> _Written problem_: Each entry in the listing below should be restated word for word.
==========
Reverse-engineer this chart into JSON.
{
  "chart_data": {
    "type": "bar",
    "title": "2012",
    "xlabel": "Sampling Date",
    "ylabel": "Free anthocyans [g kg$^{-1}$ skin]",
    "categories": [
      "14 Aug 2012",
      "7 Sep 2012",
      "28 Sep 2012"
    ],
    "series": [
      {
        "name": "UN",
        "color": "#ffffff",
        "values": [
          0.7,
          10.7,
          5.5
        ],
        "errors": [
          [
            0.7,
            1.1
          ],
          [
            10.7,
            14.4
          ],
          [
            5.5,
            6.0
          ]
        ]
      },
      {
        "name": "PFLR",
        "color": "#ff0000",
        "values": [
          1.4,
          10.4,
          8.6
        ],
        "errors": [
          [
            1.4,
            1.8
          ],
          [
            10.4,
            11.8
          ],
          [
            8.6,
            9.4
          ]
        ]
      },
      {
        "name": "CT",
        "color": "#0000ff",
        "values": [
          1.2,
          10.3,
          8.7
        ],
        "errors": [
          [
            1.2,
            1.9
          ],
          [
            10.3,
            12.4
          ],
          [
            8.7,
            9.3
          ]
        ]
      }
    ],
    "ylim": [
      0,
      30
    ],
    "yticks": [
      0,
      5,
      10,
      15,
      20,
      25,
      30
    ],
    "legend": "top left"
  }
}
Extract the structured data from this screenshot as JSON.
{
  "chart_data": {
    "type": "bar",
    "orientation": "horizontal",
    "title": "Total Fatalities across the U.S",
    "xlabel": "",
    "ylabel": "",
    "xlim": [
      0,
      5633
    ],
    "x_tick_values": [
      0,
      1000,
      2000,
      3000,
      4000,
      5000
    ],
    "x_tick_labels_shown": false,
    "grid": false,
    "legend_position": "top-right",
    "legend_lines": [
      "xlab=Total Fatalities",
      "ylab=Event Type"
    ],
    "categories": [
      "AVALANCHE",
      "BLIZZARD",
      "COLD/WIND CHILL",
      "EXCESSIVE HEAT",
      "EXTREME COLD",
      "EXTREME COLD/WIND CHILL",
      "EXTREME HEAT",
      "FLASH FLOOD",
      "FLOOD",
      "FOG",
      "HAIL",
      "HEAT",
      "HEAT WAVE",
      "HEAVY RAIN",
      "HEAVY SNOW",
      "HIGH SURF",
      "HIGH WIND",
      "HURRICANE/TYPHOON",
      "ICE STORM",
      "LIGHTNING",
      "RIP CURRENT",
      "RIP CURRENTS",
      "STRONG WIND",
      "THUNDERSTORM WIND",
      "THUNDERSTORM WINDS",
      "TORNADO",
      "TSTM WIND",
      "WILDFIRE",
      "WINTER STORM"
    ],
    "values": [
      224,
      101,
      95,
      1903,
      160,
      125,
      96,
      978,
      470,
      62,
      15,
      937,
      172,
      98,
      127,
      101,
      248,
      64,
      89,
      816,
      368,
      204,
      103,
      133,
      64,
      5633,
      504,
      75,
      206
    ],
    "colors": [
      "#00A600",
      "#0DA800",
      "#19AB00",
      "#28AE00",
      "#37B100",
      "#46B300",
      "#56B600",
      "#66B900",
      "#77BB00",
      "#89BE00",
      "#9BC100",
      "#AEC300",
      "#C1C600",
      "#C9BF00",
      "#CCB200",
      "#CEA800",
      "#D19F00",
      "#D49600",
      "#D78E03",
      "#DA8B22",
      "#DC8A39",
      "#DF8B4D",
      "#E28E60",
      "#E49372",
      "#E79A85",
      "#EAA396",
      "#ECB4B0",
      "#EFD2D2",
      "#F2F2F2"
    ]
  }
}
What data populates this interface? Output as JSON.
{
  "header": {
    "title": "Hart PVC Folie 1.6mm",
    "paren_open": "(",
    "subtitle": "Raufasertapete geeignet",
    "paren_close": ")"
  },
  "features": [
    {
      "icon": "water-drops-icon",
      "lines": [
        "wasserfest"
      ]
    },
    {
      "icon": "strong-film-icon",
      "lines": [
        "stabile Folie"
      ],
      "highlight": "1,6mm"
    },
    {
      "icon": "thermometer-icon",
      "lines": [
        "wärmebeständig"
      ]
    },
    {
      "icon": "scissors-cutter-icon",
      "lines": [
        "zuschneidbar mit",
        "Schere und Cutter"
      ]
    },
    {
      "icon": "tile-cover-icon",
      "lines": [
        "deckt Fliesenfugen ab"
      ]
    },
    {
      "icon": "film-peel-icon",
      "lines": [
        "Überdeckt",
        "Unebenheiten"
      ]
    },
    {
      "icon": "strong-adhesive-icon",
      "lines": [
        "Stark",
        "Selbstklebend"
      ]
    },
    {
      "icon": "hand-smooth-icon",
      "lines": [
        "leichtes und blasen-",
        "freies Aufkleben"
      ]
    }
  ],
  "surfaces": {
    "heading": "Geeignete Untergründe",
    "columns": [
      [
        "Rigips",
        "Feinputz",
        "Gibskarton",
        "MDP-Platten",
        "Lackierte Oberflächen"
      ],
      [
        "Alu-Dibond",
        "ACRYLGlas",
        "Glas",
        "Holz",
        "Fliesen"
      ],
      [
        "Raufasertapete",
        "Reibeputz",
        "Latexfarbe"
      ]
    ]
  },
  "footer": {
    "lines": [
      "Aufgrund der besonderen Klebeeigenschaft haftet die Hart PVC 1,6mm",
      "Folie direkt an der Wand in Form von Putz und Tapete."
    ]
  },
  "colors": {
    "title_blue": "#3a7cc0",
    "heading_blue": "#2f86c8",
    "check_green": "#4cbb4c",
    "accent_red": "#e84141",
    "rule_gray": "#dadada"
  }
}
==========
> _Result of the exercise_:
Reverse-engineer this chart into JSON.
{
  "chart_data": {
    "type": "bar",
    "title": "2012",
    "xlabel": "Sampling Date",
    "ylabel": "Free anthocyans [g kg$^{-1}$ skin]",
    "categories": [
      "14 Aug 2012",
      "7 Sep 2012",
      "28 Sep 2012"
    ],
    "series": [
      {
        "name": "UN",
        "color": "#ffffff",
        "values": [
          0.7,
          10.7,
          5.5
        ],
        "errors": [
          [
            0.7,
            1.1
          ],
          [
            10.7,
            14.4
          ],
          [
            5.5,
            6.0
          ]
        ]
      },
      {
        "name": "PFLR",
        "color": "#ff0000",
        "values": [
          1.4,
          10.4,
          8.6
        ],
        "errors": [
          [
            1.4,
            1.8
          ],
          [
            10.4,
            11.8
          ],
          [
            8.6,
            9.4
          ]
        ]
      },
      {
        "name": "CT",
        "color": "#0000ff",
        "values": [
          1.2,
          10.3,
          8.7
        ],
        "errors": [
          [
            1.2,
            1.9
          ],
          [
            10.3,
            12.4
          ],
          [
            8.7,
            9.3
          ]
        ]
      }
    ],
    "ylim": [
      0,
      30
    ],
    "yticks": [
      0,
      5,
      10,
      15,
      20,
      25,
      30
    ],
    "legend": "top left"
  }
}
Extract the structured data from this screenshot as JSON.
{
  "chart_data": {
    "type": "bar",
    "orientation": "horizontal",
    "title": "Total Fatalities across the U.S",
    "xlabel": "",
    "ylabel": "",
    "xlim": [
      0,
      5633
    ],
    "x_tick_values": [
      0,
      1000,
      2000,
      3000,
      4000,
      5000
    ],
    "x_tick_labels_shown": false,
    "grid": false,
    "legend_position": "top-right",
    "legend_lines": [
      "xlab=Total Fatalities",
      "ylab=Event Type"
    ],
    "categories": [
      "AVALANCHE",
      "BLIZZARD",
      "COLD/WIND CHILL",
      "EXCESSIVE HEAT",
      "EXTREME COLD",
      "EXTREME COLD/WIND CHILL",
      "EXTREME HEAT",
      "FLASH FLOOD",
      "FLOOD",
      "FOG",
      "HAIL",
      "HEAT",
      "HEAT WAVE",
      "HEAVY RAIN",
      "HEAVY SNOW",
      "HIGH SURF",
      "HIGH WIND",
      "HURRICANE/TYPHOON",
      "ICE STORM",
      "LIGHTNING",
      "RIP CURRENT",
      "RIP CURRENTS",
      "STRONG WIND",
      "THUNDERSTORM WIND",
      "THUNDERSTORM WINDS",
      "TORNADO",
      "TSTM WIND",
      "WILDFIRE",
      "WINTER STORM"
    ],
    "values": [
      224,
      101,
      95,
      1903,
      160,
      125,
      96,
      978,
      470,
      62,
      15,
      937,
      172,
      98,
      127,
      101,
      248,
      64,
      89,
      816,
      368,
      204,
      103,
      133,
      64,
      5633,
      504,
      75,
      206
    ],
    "colors": [
      "#00A600",
      "#0DA800",
      "#19AB00",
      "#28AE00",
      "#37B100",
      "#46B300",
      "#56B600",
      "#66B900",
      "#77BB00",
      "#89BE00",
      "#9BC100",
      "#AEC300",
      "#C1C600",
      "#C9BF00",
      "#CCB200",
      "#CEA800",
      "#D19F00",
      "#D49600",
      "#D78E03",
      "#DA8B22",
      "#DC8A39",
      "#DF8B4D",
      "#E28E60",
      "#E49372",
      "#E79A85",
      "#EAA396",
      "#ECB4B0",
      "#EFD2D2",
      "#F2F2F2"
    ]
  }
}
What data populates this interface? Output as JSON.
{
  "header": {
    "title": "Hart PVC Folie 1.6mm",
    "paren_open": "(",
    "subtitle": "Raufasertapete geeignet",
    "paren_close": ")"
  },
  "features": [
    {
      "icon": "water-drops-icon",
      "lines": [
        "wasserfest"
      ]
    },
    {
      "icon": "strong-film-icon",
      "lines": [
        "stabile Folie"
      ],
      "highlight": "1,6mm"
    },
    {
      "icon": "thermometer-icon",
      "lines": [
        "wärmebeständig"
      ]
    },
    {
      "icon": "scissors-cutter-icon",
      "lines": [
        "zuschneidbar mit",
        "Schere und Cutter"
      ]
    },
    {
      "icon": "tile-cover-icon",
      "lines": [
        "deckt Fliesenfugen ab"
      ]
    },
    {
      "icon": "film-peel-icon",
      "lines": [
        "Überdeckt",
        "Unebenheiten"
      ]
    },
    {
      "icon": "strong-adhesive-icon",
      "lines": [
        "Stark",
        "Selbstklebend"
      ]
    },
    {
      "icon": "hand-smooth-icon",
      "lines": [
        "leichtes und blasen-",
        "freies Aufkleben"
      ]
    }
  ],
  "surfaces": {
    "heading": "Geeignete Untergründe",
    "columns": [
      [
        "Rigips",
        "Feinputz",
        "Gibskarton",
        "MDP-Platten",
        "Lackierte Oberflächen"
      ],
      [
        "Alu-Dibond",
        "ACRYLGlas",
        "Glas",
        "Holz",
        "Fliesen"
      ],
      [
        "Raufasertapete",
        "Reibeputz",
        "Latexfarbe"
      ]
    ]
  },
  "footer": {
    "lines": [
      "Aufgrund der besonderen Klebeeigenschaft haftet die Hart PVC 1,6mm",
      "Folie direkt an der Wand in Form von Putz und Tapete."
    ]
  },
  "colors": {
    "title_blue": "#3a7cc0",
    "heading_blue": "#2f86c8",
    "check_green": "#4cbb4c",
    "accent_red": "#e84141",
    "rule_gray": "#dadada"
  }
}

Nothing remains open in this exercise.